**WRITTEN PROBLEM**
Skip the pictures. Transcribe the rest of the data below without changing a word.

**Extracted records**
========

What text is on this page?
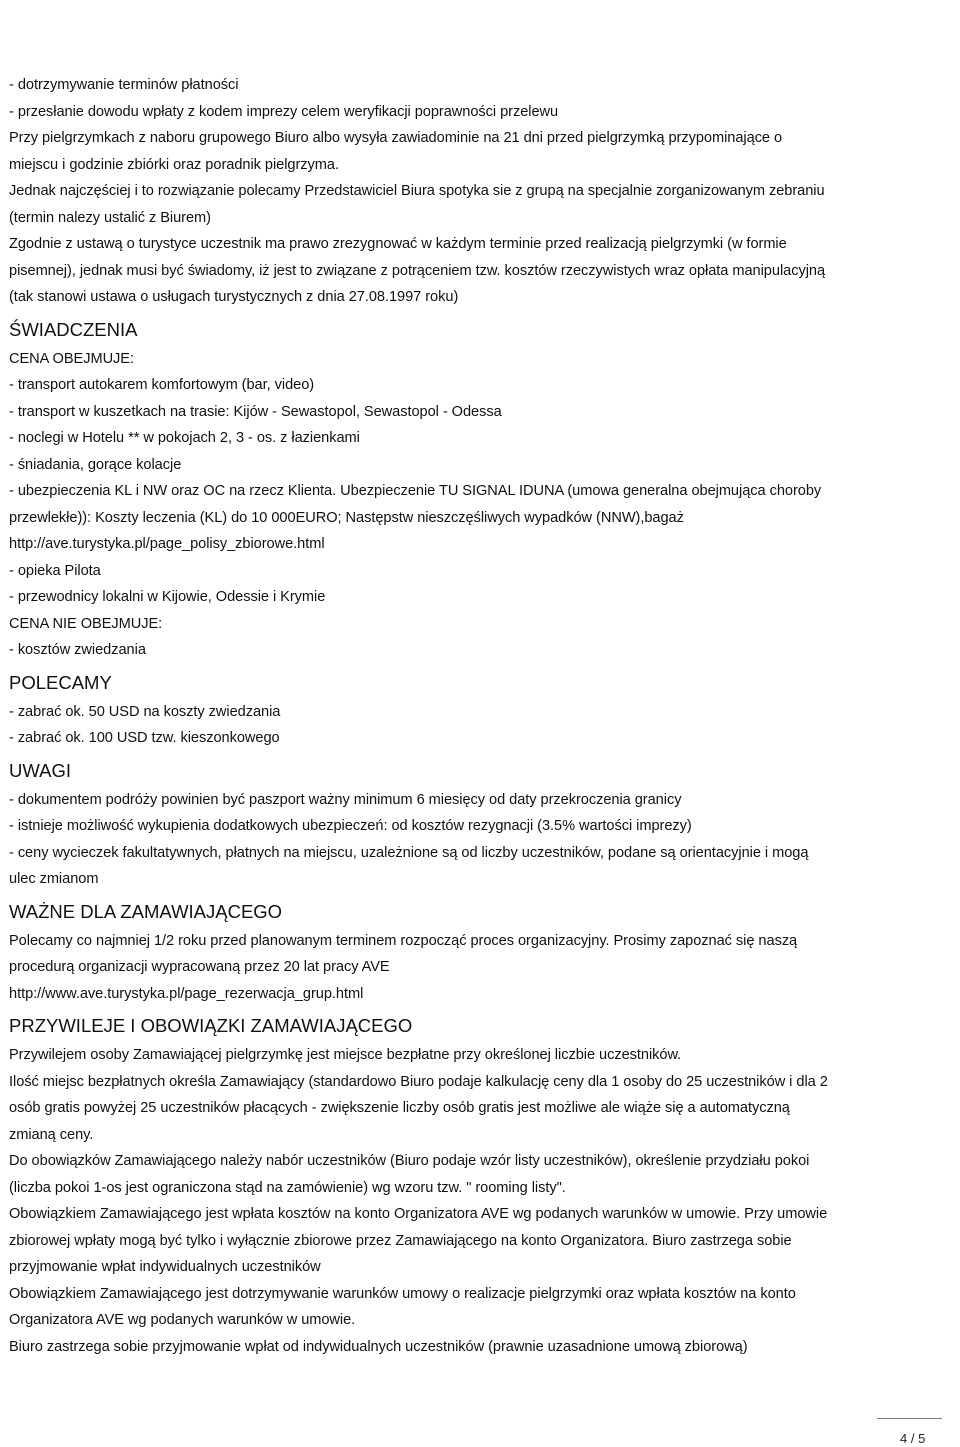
- dotrzymywanie terminów płatności
- przesłanie dowodu wpłaty z kodem imprezy celem weryfikacji poprawności przelewu
Przy pielgrzymkach z naboru grupowego Biuro albo wysyła zawiadominie na 21 dni przed pielgrzymką przypominające o
miejscu i godzinie zbiórki oraz poradnik pielgrzyma.
Jednak najczęściej i to rozwiązanie polecamy Przedstawiciel Biura spotyka sie z grupą na specjalnie zorganizowanym zebraniu
(termin nalezy ustalić z Biurem)
Zgodnie z ustawą o turystyce uczestnik ma prawo zrezygnować w każdym terminie przed realizacją pielgrzymki (w formie
pisemnej), jednak musi być świadomy, iż jest to związane z potrąceniem tzw. kosztów rzeczywistych wraz opłata manipulacyjną
(tak stanowi ustawa o usługach turystycznych z dnia 27.08.1997 roku)
ŚWIADCZENIA
CENA OBEJMUJE:
- transport autokarem komfortowym (bar, video)
- transport w kuszetkach na trasie: Kijów - Sewastopol, Sewastopol - Odessa
- noclegi w Hotelu ** w pokojach 2, 3 - os. z łazienkami
- śniadania, gorące kolacje
- ubezpieczenia KL i NW oraz OC na rzecz Klienta. Ubezpieczenie TU SIGNAL IDUNA (umowa generalna obejmująca choroby
przewlekłe)): Koszty leczenia (KL) do 10 000EURO; Następstw nieszczęśliwych wypadków (NNW),bagaż
http://ave.turystyka.pl/page_polisy_zbiorowe.html
- opieka Pilota
- przewodnicy lokalni w Kijowie, Odessie i Krymie
CENA NIE OBEJMUJE:
- kosztów zwiedzania
POLECAMY
- zabrać ok. 50 USD na koszty zwiedzania
- zabrać ok. 100 USD tzw. kieszonkowego
UWAGI
- dokumentem podróży powinien być paszport ważny minimum 6 miesięcy od daty przekroczenia granicy
- istnieje możliwość wykupienia dodatkowych ubezpieczeń: od kosztów rezygnacji (3.5% wartości imprezy)
- ceny wycieczek fakultatywnych, płatnych na miejscu, uzależnione są od liczby uczestników, podane są orientacyjnie i mogą
ulec zmianom
WAŻNE DLA ZAMAWIAJĄCEGO
Polecamy co najmniej 1/2 roku przed planowanym terminem rozpocząć proces organizacyjny. Prosimy zapoznać się naszą
procedurą organizacji wypracowaną przez 20 lat pracy AVE
http://www.ave.turystyka.pl/page_rezerwacja_grup.html
PRZYWILEJE I OBOWIĄZKI ZAMAWIAJĄCEGO
Przywilejem osoby Zamawiającej pielgrzymkę jest miejsce bezpłatne przy określonej liczbie uczestników.
Ilość miejsc bezpłatnych określa Zamawiający (standardowo Biuro podaje kalkulację ceny dla 1 osoby do 25 uczestników i dla 2
osób gratis powyżej 25 uczestników płacących - zwiększenie liczby osób gratis jest możliwe ale wiąże się a automatyczną
zmianą ceny.
Do obowiązków Zamawiającego należy nabór uczestników (Biuro podaje wzór listy uczestników), określenie przydziału pokoi
(liczba pokoi 1-os jest ograniczona stąd na zamówienie) wg wzoru tzw. " rooming listy".
Obowiązkiem Zamawiającego jest wpłata kosztów na konto Organizatora AVE wg podanych warunków w umowie. Przy umowie
zbiorowej wpłaty mogą być tylko i wyłącznie zbiorowe przez Zamawiającego na konto Organizatora. Biuro zastrzega sobie
przyjmowanie wpłat indywidualnych uczestników
Obowiązkiem Zamawiającego jest dotrzymywanie warunków umowy o realizacje pielgrzymki oraz wpłata kosztów na konto
Organizatora AVE wg podanych warunków w umowie.
Biuro zastrzega sobie przyjmowanie wpłat od indywidualnych uczestników (prawnie uzasadnione umową zbiorową)
4 / 5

========

**FULL SOLUTION**
What text is on this page?
- dotrzymywanie terminów płatności
- przesłanie dowodu wpłaty z kodem imprezy celem weryfikacji poprawności przelewu
Przy pielgrzymkach z naboru grupowego Biuro albo wysyła zawiadominie na 21 dni przed pielgrzymką przypominające o
miejscu i godzinie zbiórki oraz poradnik pielgrzyma.
Jednak najczęściej i to rozwiązanie polecamy Przedstawiciel Biura spotyka sie z grupą na specjalnie zorganizowanym zebraniu
(termin nalezy ustalić z Biurem)
Zgodnie z ustawą o turystyce uczestnik ma prawo zrezygnować w każdym terminie przed realizacją pielgrzymki (w formie
pisemnej), jednak musi być świadomy, iż jest to związane z potrąceniem tzw. kosztów rzeczywistych wraz opłata manipulacyjną
(tak stanowi ustawa o usługach turystycznych z dnia 27.08.1997 roku)
ŚWIADCZENIA
CENA OBEJMUJE:
- transport autokarem komfortowym (bar, video)
- transport w kuszetkach na trasie: Kijów - Sewastopol, Sewastopol - Odessa
- noclegi w Hotelu ** w pokojach 2, 3 - os. z łazienkami
- śniadania, gorące kolacje
- ubezpieczenia KL i NW oraz OC na rzecz Klienta. Ubezpieczenie TU SIGNAL IDUNA (umowa generalna obejmująca choroby
przewlekłe)): Koszty leczenia (KL) do 10 000EURO; Następstw nieszczęśliwych wypadków (NNW),bagaż
http://ave.turystyka.pl/page_polisy_zbiorowe.html
- opieka Pilota
- przewodnicy lokalni w Kijowie, Odessie i Krymie
CENA NIE OBEJMUJE:
- kosztów zwiedzania
POLECAMY
- zabrać ok. 50 USD na koszty zwiedzania
- zabrać ok. 100 USD tzw. kieszonkowego
UWAGI
- dokumentem podróży powinien być paszport ważny minimum 6 miesięcy od daty przekroczenia granicy
- istnieje możliwość wykupienia dodatkowych ubezpieczeń: od kosztów rezygnacji (3.5% wartości imprezy)
- ceny wycieczek fakultatywnych, płatnych na miejscu, uzależnione są od liczby uczestników, podane są orientacyjnie i mogą
ulec zmianom
WAŻNE DLA ZAMAWIAJĄCEGO
Polecamy co najmniej 1/2 roku przed planowanym terminem rozpocząć proces organizacyjny. Prosimy zapoznać się naszą
procedurą organizacji wypracowaną przez 20 lat pracy AVE
http://www.ave.turystyka.pl/page_rezerwacja_grup.html
PRZYWILEJE I OBOWIĄZKI ZAMAWIAJĄCEGO
Przywilejem osoby Zamawiającej pielgrzymkę jest miejsce bezpłatne przy określonej liczbie uczestników.
Ilość miejsc bezpłatnych określa Zamawiający (standardowo Biuro podaje kalkulację ceny dla 1 osoby do 25 uczestników i dla 2
osób gratis powyżej 25 uczestników płacących - zwiększenie liczby osób gratis jest możliwe ale wiąże się a automatyczną
zmianą ceny.
Do obowiązków Zamawiającego należy nabór uczestników (Biuro podaje wzór listy uczestników), określenie przydziału pokoi
(liczba pokoi 1-os jest ograniczona stąd na zamówienie) wg wzoru tzw. " rooming listy".
Obowiązkiem Zamawiającego jest wpłata kosztów na konto Organizatora AVE wg podanych warunków w umowie. Przy umowie
zbiorowej wpłaty mogą być tylko i wyłącznie zbiorowe przez Zamawiającego na konto Organizatora. Biuro zastrzega sobie
przyjmowanie wpłat indywidualnych uczestników
Obowiązkiem Zamawiającego jest dotrzymywanie warunków umowy o realizacje pielgrzymki oraz wpłata kosztów na konto
Organizatora AVE wg podanych warunków w umowie.
Biuro zastrzega sobie przyjmowanie wpłat od indywidualnych uczestników (prawnie uzasadnione umową zbiorową)
4 / 5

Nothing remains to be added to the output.